**** Supplied information
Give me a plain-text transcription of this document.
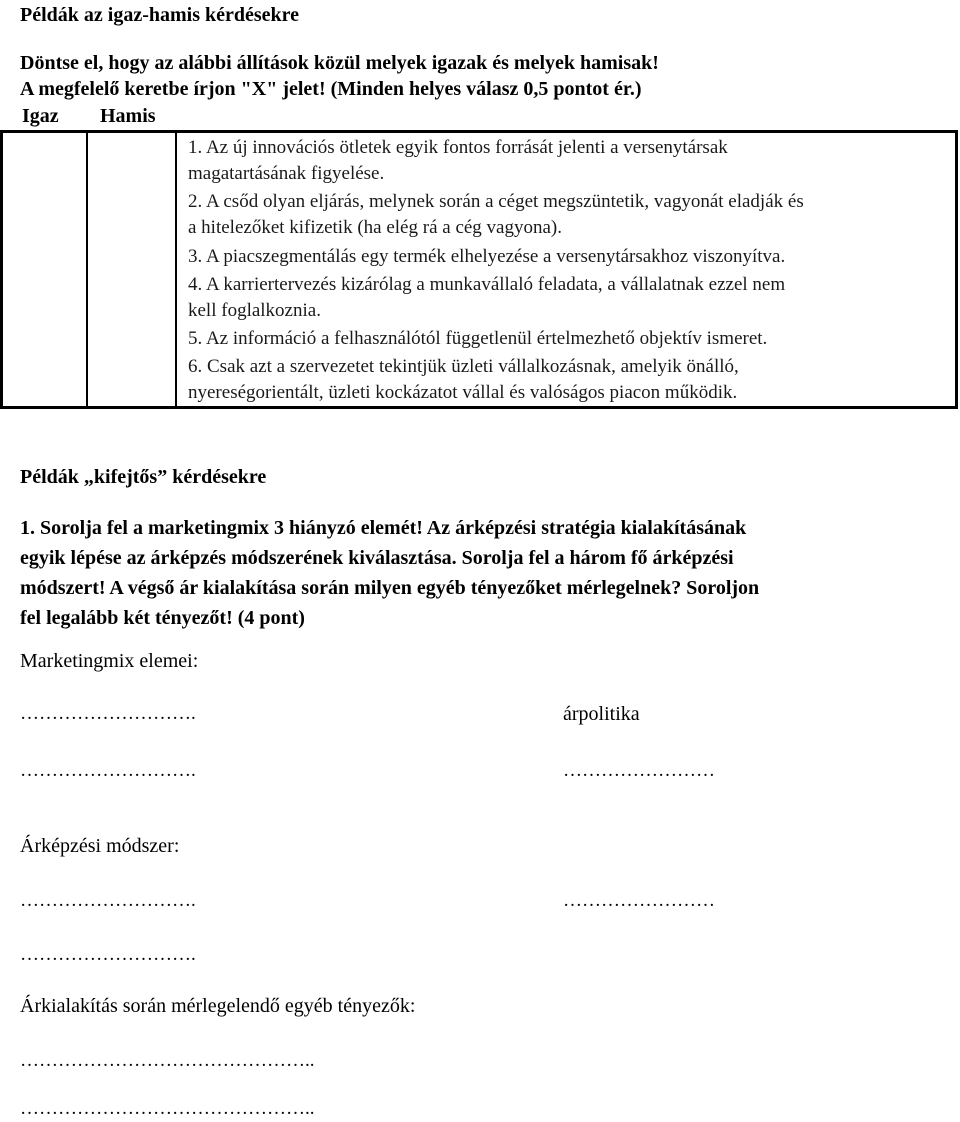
Példák az igaz-hamis kérdésekre
Döntse el, hogy az alábbi állítások közül melyek igazak és melyek hamisak!
A megfelelő keretbe írjon "X" jelet! (Minden helyes válasz 0,5 pontot ér.)
Igaz Hamis
1. Az új innovációs ötletek egyik fontos forrását jelenti a versenytársak
magatartásának figyelése.
2. A csőd olyan eljárás, melynek során a céget megszüntetik, vagyonát eladják és
a hitelezőket kifizetik (ha elég rá a cég vagyona).
3. A piacszegmentálás egy termék elhelyezése a versenytársakhoz viszonyítva.
4. A karriertervezés kizárólag a munkavállaló feladata, a vállalatnak ezzel nem
kell foglalkoznia.
5. Az információ a felhasználótól függetlenül értelmezhető objektív ismeret.
6. Csak azt a szervezetet tekintjük üzleti vállalkozásnak, amelyik önálló,
nyereségorientált, üzleti kockázatot vállal és valóságos piacon működik.
Példák „kifejtős” kérdésekre
1. Sorolja fel a marketingmix 3 hiányzó elemét! Az árképzési stratégia kialakításának
egyik lépése az árképzés módszerének kiválasztása. Sorolja fel a három fő árképzési
módszert! A végső ár kialakítása során milyen egyéb tényezőket mérlegelnek? Soroljon
fel legalább két tényezőt! (4 pont)
Marketingmix elemei:
……………………….	árpolitika
……………………….	……………………
Árképzési módszer:
……………………….	……………………
……………………….
Árkialakítás során mérlegelendő egyéb tényezők:
………………………………………..
………………………………………..
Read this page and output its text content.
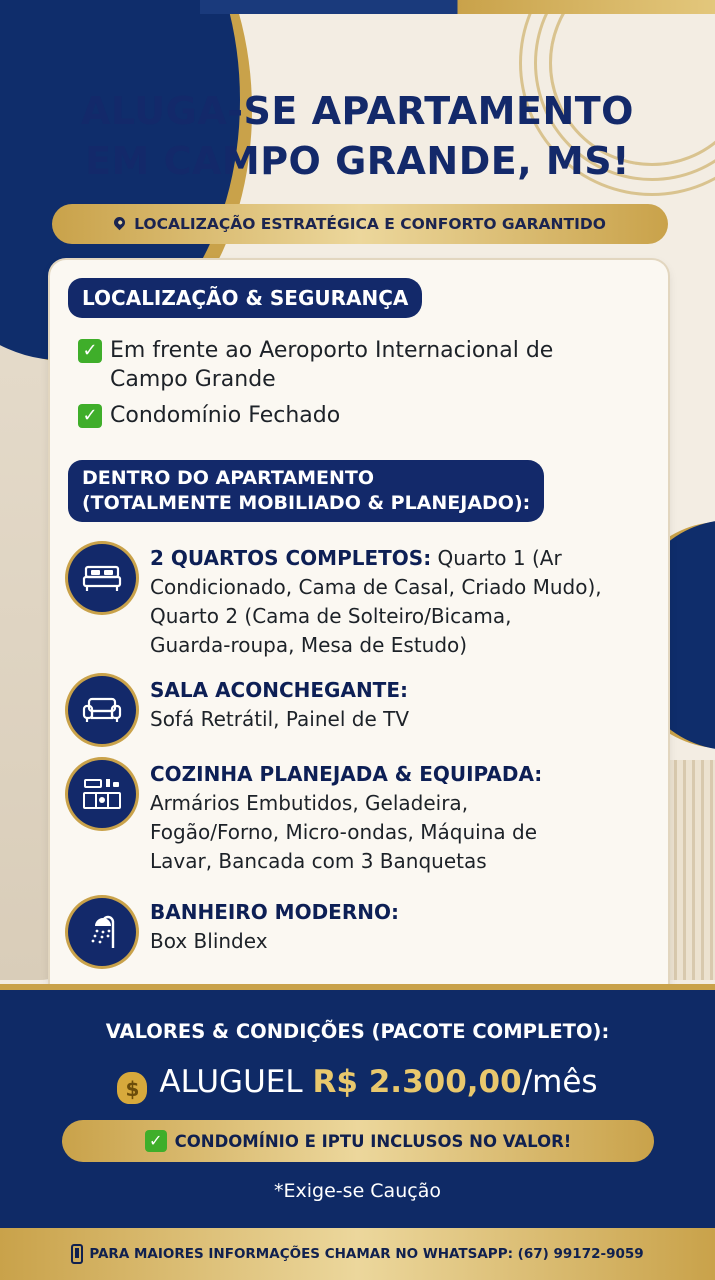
ALUGA-SE APARTAMENTO
EM CAMPO GRANDE, MS!
LOCALIZAÇÃO ESTRATÉGICA E CONFORTO GARANTIDO
LOCALIZAÇÃO & SEGURANÇA
✓ Em frente ao Aeroporto Internacional de
Campo Grande
✓ Condomínio Fechado
DENTRO DO APARTAMENTO
(TOTALMENTE MOBILIADO & PLANEJADO):
2 QUARTOS COMPLETOS: Quarto 1 (Ar
Condicionado, Cama de Casal, Criado Mudo),
Quarto 2 (Cama de Solteiro/Bicama,
Guarda-roupa, Mesa de Estudo)
SALA ACONCHEGANTE:
Sofá Retrátil, Painel de TV
COZINHA PLANEJADA & EQUIPADA:
Armários Embutidos, Geladeira,
Fogão/Forno, Micro-ondas, Máquina de
Lavar, Bancada com 3 Banquetas
BANHEIRO MODERNO:
Box Blindex
VALORES & CONDIÇÕES (PACOTE COMPLETO):
$ ALUGUEL R$ 2.300,00/mês
✓ CONDOMÍNIO E IPTU INCLUSOS NO VALOR!
*Exige-se Caução
PARA MAIORES INFORMAÇÕES CHAMAR NO WHATSAPP: (67) 99172-9059
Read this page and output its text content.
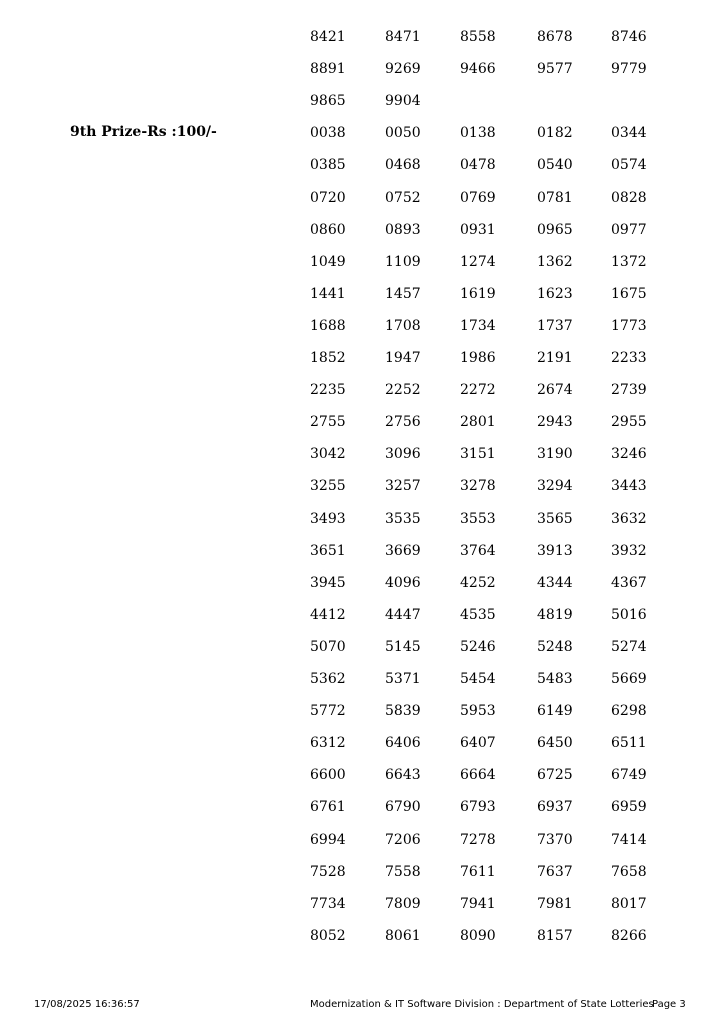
9th Prize-Rs :100/-
8421	8471	8558	8678	8746
8891	9269	9466	9577	9779
9865	9904
0038	0050	0138	0182	0344
0385	0468	0478	0540	0574
0720	0752	0769	0781	0828
0860	0893	0931	0965	0977
1049	1109	1274	1362	1372
1441	1457	1619	1623	1675
1688	1708	1734	1737	1773
1852	1947	1986	2191	2233
2235	2252	2272	2674	2739
2755	2756	2801	2943	2955
3042	3096	3151	3190	3246
3255	3257	3278	3294	3443
3493	3535	3553	3565	3632
3651	3669	3764	3913	3932
3945	4096	4252	4344	4367
4412	4447	4535	4819	5016
5070	5145	5246	5248	5274
5362	5371	5454	5483	5669
5772	5839	5953	6149	6298
6312	6406	6407	6450	6511
6600	6643	6664	6725	6749
6761	6790	6793	6937	6959
6994	7206	7278	7370	7414
7528	7558	7611	7637	7658
7734	7809	7941	7981	8017
8052	8061	8090	8157	8266
17/08/2025 16:36:57	Modernization & IT Software Division : Department of State Lotteries
Page 3
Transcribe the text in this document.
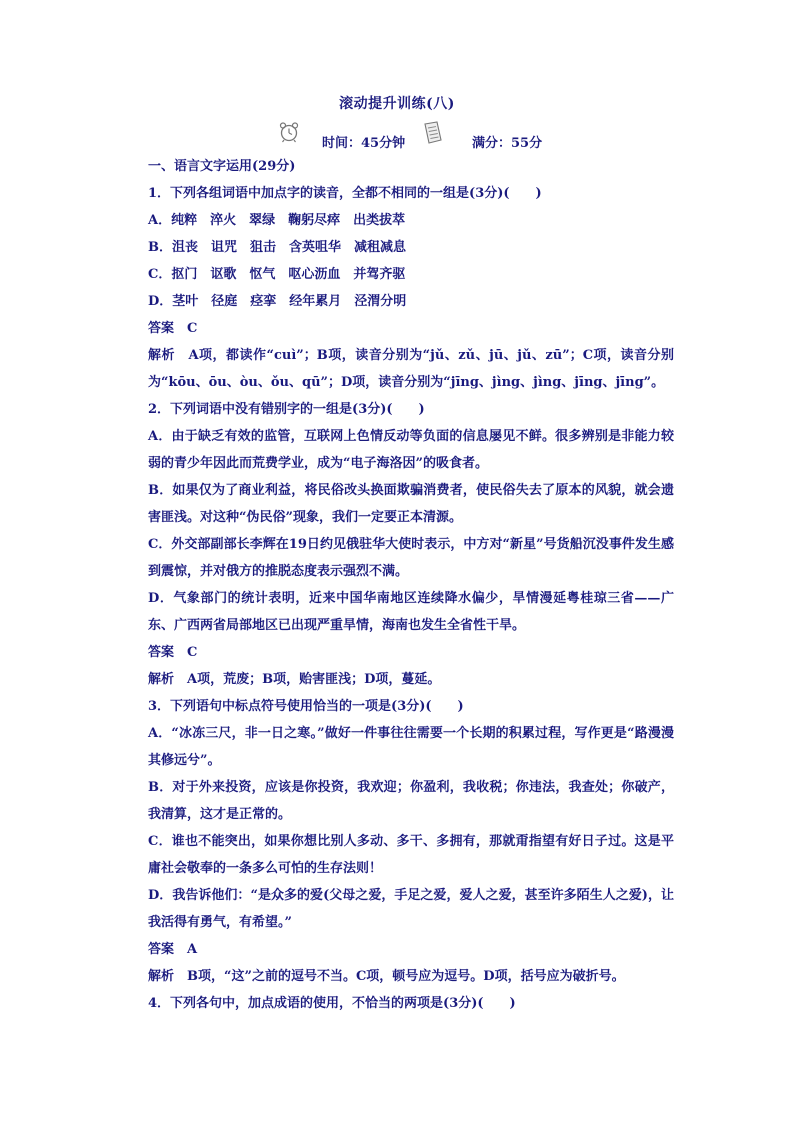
滚动提升训练(八)
时间：45分钟	满分：55分
一、语言文字运用(29分)
1．下列各组词语中加点字的读音，全都不相同的一组是(3分)(　　)
A．纯粹　淬火　翠绿　鞠躬尽瘁　出类拔萃
B．沮丧　诅咒　狙击　含英咀华　减租减息
C．抠门　讴歌　怄气　呕心沥血　并驾齐驱
D．茎叶　径庭　痉挛　经年累月　泾渭分明
答案　C
解析　A项，都读作“cuì”；B项，读音分别为“jǔ、zǔ、jū、jǔ、zū”；C项，读音分别为“kōu、ōu、òu、ǒu、qū”；D项，读音分别为“jīng、jìng、jìng、jīng、jīng”。
2．下列词语中没有错别字的一组是(3分)(　　)
A．由于缺乏有效的监管，互联网上色情反动等负面的信息屡见不鲜。很多辨别是非能力较弱的青少年因此而荒费学业，成为“电子海洛因”的吸食者。
B．如果仅为了商业利益，将民俗改头换面欺骗消费者，使民俗失去了原本的风貌，就会遗害匪浅。对这种“伪民俗”现象，我们一定要正本清源。
C．外交部副部长李辉在19日约见俄驻华大使时表示，中方对“新星”号货船沉没事件发生感到震惊，并对俄方的推脱态度表示强烈不满。
D．气象部门的统计表明，近来中国华南地区连续降水偏少，旱情漫延粤桂琼三省——广东、广西两省局部地区已出现严重旱情，海南也发生全省性干旱。
答案　C
解析　A项，荒废；B项，贻害匪浅；D项，蔓延。
3．下列语句中标点符号使用恰当的一项是(3分)(　　)
A．“冰冻三尺，非一日之寒。”做好一件事往往需要一个长期的积累过程，写作更是“路漫漫其修远兮”。
B．对于外来投资，应该是你投资，我欢迎；你盈利，我收税；你违法，我查处；你破产，我清算，这才是正常的。
C．谁也不能突出，如果你想比别人多动、多干、多拥有，那就甭指望有好日子过。这是平庸社会敬奉的一条多么可怕的生存法则！
D．我告诉他们：“是众多的爱(父母之爱，手足之爱，爱人之爱，甚至许多陌生人之爱)，让我活得有勇气，有希望。”
答案　A
解析　B项，“这”之前的逗号不当。C项，顿号应为逗号。D项，括号应为破折号。
4．下列各句中，加点成语的使用，不恰当的两项是(3分)(　　)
********
*What the task requires*
Copy out each line of the records where the string "Cama" appears.

*Right answer*
Condicionado, Cama de Casal, Criado Mudo),
Quarto 2 (Cama de Solteiro/Bicama,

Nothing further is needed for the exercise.